- _WHAT IS ASKED_:
In the listing below, count the lines with "Hotels" and report only the figure.
** Start **
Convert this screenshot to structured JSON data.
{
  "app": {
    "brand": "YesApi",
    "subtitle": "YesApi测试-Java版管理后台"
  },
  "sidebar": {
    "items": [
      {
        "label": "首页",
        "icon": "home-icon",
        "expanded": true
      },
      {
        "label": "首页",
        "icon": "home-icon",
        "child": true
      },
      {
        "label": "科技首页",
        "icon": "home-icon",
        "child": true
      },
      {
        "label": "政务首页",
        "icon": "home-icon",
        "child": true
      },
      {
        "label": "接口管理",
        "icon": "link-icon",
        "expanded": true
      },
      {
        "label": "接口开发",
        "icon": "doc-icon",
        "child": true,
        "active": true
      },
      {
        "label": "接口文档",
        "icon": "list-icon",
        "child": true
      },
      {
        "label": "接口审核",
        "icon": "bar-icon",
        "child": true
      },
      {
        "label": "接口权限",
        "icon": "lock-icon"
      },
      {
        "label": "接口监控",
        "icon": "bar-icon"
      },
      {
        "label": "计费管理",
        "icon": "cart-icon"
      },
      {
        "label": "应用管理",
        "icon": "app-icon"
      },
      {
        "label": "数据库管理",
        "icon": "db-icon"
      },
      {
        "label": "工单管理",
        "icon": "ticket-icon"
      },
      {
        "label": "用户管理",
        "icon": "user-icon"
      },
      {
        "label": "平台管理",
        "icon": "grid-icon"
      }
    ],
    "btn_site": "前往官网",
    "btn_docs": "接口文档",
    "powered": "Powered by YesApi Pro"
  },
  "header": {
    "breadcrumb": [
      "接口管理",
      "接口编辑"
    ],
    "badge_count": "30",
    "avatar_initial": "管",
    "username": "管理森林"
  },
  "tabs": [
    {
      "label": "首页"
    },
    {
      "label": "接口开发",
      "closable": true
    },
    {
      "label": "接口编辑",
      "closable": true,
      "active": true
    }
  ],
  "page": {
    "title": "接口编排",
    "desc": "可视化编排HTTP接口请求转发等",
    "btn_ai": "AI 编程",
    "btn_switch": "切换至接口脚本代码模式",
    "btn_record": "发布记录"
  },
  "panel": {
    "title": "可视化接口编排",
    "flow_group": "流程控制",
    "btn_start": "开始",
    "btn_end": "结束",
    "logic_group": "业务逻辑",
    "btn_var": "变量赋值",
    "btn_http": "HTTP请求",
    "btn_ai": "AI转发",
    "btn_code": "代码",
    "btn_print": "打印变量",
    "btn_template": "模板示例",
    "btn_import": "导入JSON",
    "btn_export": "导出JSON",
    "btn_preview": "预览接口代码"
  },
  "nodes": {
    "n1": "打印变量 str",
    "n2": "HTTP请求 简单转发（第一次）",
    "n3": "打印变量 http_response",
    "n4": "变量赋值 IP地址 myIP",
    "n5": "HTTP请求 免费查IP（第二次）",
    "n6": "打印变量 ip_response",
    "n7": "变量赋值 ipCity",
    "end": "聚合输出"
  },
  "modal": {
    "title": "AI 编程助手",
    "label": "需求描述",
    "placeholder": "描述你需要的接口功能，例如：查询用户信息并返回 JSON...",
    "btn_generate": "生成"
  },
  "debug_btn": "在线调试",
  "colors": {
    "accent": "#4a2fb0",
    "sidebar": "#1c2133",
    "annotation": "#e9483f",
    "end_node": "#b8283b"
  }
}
** End **
** Start **
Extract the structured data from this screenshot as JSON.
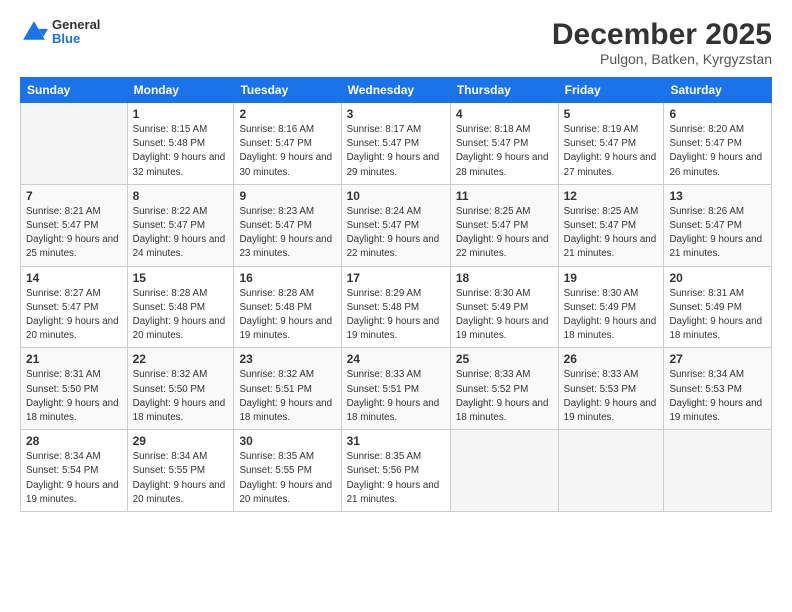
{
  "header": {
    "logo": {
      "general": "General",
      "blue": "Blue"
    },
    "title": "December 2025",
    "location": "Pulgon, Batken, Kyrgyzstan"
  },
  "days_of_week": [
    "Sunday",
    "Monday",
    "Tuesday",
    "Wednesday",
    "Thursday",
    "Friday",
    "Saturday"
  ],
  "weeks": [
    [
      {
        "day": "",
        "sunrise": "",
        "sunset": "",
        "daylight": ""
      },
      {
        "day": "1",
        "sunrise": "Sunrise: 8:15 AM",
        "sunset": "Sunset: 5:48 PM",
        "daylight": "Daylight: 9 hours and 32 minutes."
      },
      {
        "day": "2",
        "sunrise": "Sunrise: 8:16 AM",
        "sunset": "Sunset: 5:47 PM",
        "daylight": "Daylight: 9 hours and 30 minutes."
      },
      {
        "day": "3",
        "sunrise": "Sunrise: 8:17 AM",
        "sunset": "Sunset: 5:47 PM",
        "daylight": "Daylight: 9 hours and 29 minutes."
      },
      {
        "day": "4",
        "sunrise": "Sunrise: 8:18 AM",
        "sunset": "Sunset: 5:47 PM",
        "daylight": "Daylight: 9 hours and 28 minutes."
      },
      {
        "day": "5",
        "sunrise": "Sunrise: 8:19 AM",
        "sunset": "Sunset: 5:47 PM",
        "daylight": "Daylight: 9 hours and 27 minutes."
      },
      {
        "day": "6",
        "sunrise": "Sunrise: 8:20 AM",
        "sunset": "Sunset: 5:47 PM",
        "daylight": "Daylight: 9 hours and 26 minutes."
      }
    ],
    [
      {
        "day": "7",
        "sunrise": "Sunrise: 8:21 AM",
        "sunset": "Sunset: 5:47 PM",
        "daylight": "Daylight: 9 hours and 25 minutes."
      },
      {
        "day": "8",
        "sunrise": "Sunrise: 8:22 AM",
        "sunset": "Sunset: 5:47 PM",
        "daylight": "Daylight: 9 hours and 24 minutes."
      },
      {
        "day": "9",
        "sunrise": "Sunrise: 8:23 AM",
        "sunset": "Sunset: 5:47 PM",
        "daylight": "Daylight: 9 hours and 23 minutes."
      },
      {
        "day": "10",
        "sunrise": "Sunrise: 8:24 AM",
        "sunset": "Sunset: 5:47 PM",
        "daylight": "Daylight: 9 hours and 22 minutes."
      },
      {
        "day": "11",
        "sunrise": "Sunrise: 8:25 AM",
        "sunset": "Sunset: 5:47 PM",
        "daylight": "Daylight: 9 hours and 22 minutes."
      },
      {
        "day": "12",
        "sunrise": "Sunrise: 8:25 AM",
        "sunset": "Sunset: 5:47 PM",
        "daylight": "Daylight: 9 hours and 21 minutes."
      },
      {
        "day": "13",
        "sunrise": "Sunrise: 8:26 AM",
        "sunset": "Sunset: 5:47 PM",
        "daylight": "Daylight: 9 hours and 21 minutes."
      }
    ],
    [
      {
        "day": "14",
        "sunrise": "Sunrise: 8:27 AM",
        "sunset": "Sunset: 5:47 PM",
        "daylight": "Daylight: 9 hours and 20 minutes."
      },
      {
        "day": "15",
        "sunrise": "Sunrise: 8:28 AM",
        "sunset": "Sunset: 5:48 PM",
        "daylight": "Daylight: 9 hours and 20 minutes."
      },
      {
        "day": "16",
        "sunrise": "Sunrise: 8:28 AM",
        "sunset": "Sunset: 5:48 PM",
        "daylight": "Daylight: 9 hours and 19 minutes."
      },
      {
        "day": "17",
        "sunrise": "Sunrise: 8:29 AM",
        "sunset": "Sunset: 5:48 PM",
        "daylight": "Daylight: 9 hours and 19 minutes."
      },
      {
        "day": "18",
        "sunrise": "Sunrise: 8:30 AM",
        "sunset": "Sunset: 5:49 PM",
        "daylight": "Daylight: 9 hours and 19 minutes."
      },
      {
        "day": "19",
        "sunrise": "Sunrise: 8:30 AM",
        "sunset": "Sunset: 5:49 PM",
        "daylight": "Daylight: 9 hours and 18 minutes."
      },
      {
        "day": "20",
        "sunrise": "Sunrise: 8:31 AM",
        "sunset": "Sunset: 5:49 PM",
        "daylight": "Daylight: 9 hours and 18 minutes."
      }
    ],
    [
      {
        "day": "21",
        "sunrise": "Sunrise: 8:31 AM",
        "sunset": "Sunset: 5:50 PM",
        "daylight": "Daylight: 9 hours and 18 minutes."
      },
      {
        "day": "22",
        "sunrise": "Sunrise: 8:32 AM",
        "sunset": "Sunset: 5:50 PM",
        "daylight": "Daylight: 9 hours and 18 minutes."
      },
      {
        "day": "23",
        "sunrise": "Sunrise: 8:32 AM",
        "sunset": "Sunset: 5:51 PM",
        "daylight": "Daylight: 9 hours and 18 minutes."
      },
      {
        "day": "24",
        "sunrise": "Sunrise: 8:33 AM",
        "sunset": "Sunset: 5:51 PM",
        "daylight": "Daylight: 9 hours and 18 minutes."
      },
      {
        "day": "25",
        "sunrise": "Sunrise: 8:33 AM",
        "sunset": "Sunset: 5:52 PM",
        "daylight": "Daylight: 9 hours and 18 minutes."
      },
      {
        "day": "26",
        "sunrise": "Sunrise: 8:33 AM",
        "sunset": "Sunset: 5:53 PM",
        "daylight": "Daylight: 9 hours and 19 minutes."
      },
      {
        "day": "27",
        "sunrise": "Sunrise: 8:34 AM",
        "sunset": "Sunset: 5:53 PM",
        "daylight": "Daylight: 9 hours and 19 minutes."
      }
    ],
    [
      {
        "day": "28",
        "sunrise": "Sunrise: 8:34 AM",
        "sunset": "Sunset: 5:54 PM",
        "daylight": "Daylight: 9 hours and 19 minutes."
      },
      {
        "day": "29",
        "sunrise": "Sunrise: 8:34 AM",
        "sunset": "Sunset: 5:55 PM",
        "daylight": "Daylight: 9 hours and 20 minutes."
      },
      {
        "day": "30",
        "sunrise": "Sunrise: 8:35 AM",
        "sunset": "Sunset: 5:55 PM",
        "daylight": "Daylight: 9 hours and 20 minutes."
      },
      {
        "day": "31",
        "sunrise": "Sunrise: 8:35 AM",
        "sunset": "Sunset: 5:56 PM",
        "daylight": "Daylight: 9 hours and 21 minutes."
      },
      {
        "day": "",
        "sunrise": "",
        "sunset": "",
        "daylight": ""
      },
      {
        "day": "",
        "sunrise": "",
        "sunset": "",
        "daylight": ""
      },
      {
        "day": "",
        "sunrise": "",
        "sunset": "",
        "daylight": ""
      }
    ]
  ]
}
** End **
** Start **
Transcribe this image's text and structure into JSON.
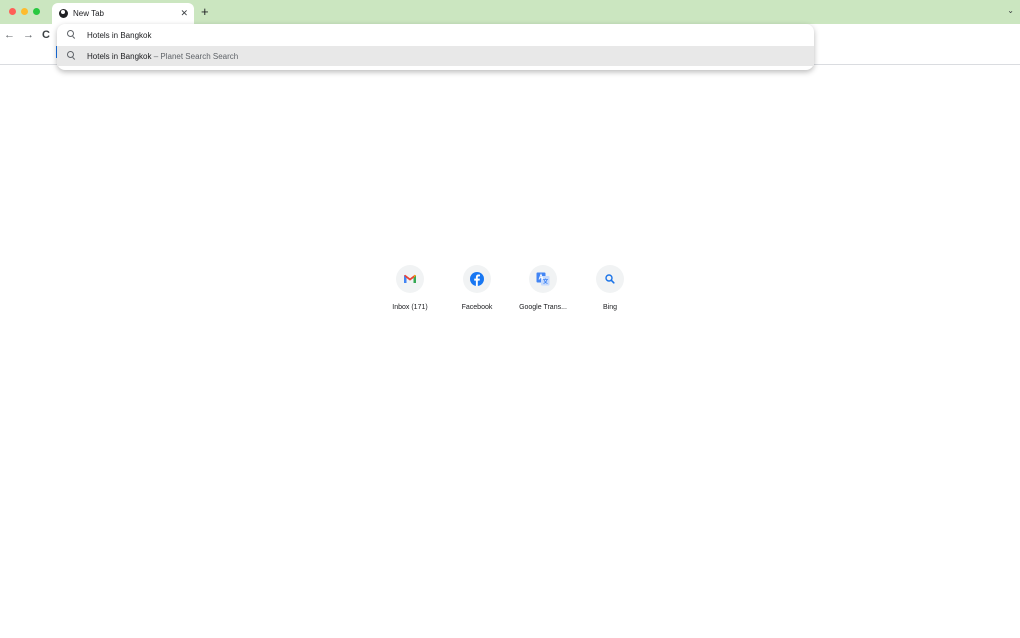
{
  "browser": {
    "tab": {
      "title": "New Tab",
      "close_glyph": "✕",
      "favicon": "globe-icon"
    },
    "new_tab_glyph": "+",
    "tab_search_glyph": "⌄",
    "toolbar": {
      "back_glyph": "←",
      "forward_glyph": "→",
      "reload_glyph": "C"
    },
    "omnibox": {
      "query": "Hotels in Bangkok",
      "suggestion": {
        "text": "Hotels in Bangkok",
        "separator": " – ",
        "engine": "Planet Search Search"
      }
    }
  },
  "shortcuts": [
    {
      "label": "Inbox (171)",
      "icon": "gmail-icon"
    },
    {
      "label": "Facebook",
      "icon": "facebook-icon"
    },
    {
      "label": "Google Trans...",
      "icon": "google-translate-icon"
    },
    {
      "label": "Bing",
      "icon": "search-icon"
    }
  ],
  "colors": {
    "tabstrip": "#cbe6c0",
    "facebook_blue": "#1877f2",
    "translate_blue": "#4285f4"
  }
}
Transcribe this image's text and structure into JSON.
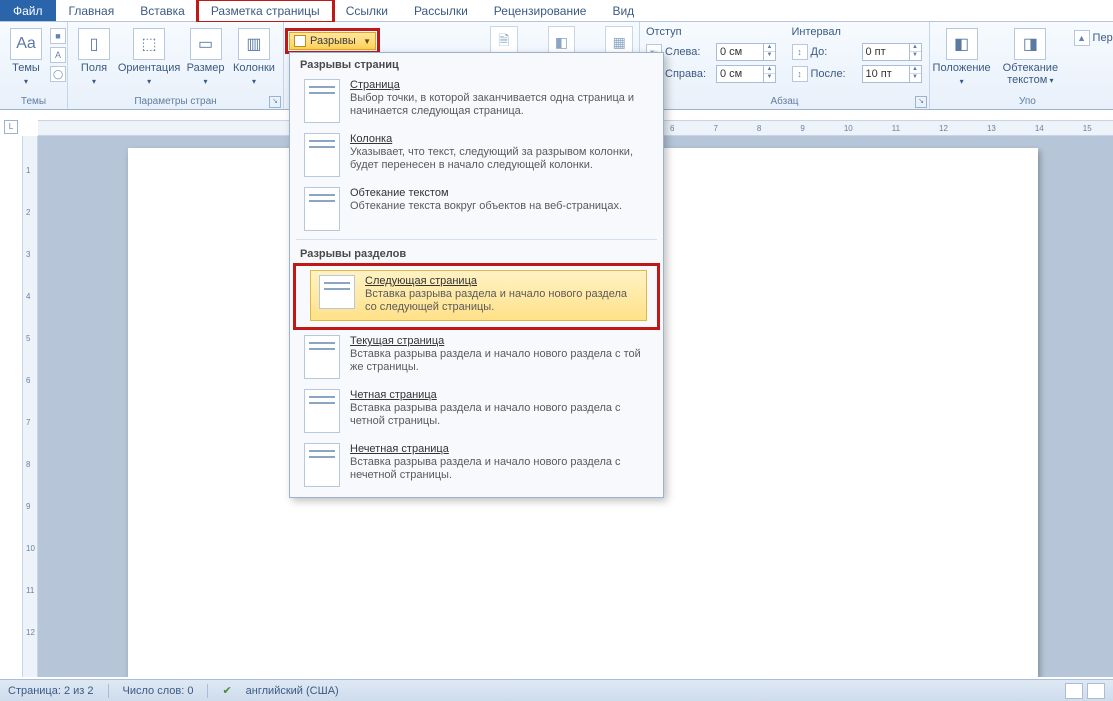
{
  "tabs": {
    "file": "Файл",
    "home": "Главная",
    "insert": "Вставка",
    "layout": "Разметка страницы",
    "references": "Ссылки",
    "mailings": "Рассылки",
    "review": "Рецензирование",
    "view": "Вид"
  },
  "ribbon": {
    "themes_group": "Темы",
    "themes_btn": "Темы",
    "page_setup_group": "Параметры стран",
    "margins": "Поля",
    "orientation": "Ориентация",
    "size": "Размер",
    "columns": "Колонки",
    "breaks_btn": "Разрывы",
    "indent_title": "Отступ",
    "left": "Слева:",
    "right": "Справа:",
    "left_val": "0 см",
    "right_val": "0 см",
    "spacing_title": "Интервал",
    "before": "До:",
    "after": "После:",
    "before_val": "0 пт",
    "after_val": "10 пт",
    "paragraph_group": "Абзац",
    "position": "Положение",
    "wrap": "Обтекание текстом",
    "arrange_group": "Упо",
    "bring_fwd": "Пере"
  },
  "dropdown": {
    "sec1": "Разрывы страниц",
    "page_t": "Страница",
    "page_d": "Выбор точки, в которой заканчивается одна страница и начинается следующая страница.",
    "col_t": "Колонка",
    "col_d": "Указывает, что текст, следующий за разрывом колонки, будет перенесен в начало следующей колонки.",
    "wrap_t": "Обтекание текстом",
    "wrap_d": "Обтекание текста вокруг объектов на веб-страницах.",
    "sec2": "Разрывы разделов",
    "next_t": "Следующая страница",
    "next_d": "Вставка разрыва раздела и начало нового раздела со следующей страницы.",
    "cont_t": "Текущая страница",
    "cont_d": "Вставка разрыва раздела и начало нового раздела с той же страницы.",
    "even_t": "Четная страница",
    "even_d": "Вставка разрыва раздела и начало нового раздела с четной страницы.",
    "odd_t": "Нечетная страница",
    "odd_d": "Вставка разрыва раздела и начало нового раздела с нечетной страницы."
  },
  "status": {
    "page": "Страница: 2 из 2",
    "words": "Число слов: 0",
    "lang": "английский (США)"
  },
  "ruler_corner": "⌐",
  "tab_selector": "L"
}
** End **
- _TASK RESPONSE_:
2